Your objective :: Output the records exactly. Include every line.

Dataset content ::
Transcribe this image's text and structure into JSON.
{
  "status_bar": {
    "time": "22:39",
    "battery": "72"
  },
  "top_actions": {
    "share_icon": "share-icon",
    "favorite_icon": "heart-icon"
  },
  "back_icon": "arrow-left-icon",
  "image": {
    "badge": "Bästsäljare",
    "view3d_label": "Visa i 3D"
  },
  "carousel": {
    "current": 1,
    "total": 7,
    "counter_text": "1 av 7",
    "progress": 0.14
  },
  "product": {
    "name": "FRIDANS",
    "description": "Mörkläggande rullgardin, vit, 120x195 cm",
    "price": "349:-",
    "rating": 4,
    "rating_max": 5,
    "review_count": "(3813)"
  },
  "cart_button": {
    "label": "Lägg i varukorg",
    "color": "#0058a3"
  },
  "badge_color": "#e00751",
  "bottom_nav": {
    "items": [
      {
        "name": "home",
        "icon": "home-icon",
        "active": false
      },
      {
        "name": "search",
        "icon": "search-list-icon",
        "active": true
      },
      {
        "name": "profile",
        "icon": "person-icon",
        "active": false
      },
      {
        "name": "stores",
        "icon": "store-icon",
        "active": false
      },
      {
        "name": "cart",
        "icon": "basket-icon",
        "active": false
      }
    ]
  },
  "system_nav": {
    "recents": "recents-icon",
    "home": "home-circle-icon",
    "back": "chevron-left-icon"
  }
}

Output of the exercise ::
Transcribe this image's text and structure into JSON.
{
  "status_bar": {
    "time": "22:39",
    "battery": "72"
  },
  "top_actions": {
    "share_icon": "share-icon",
    "favorite_icon": "heart-icon"
  },
  "back_icon": "arrow-left-icon",
  "image": {
    "badge": "Bästsäljare",
    "view3d_label": "Visa i 3D"
  },
  "carousel": {
    "current": 1,
    "total": 7,
    "counter_text": "1 av 7",
    "progress": 0.14
  },
  "product": {
    "name": "FRIDANS",
    "description": "Mörkläggande rullgardin, vit, 120x195 cm",
    "price": "349:-",
    "rating": 4,
    "rating_max": 5,
    "review_count": "(3813)"
  },
  "cart_button": {
    "label": "Lägg i varukorg",
    "color": "#0058a3"
  },
  "badge_color": "#e00751",
  "bottom_nav": {
    "items": [
      {
        "name": "home",
        "icon": "home-icon",
        "active": false
      },
      {
        "name": "search",
        "icon": "search-list-icon",
        "active": true
      },
      {
        "name": "profile",
        "icon": "person-icon",
        "active": false
      },
      {
        "name": "stores",
        "icon": "store-icon",
        "active": false
      },
      {
        "name": "cart",
        "icon": "basket-icon",
        "active": false
      }
    ]
  },
  "system_nav": {
    "recents": "recents-icon",
    "home": "home-circle-icon",
    "back": "chevron-left-icon"
  }
}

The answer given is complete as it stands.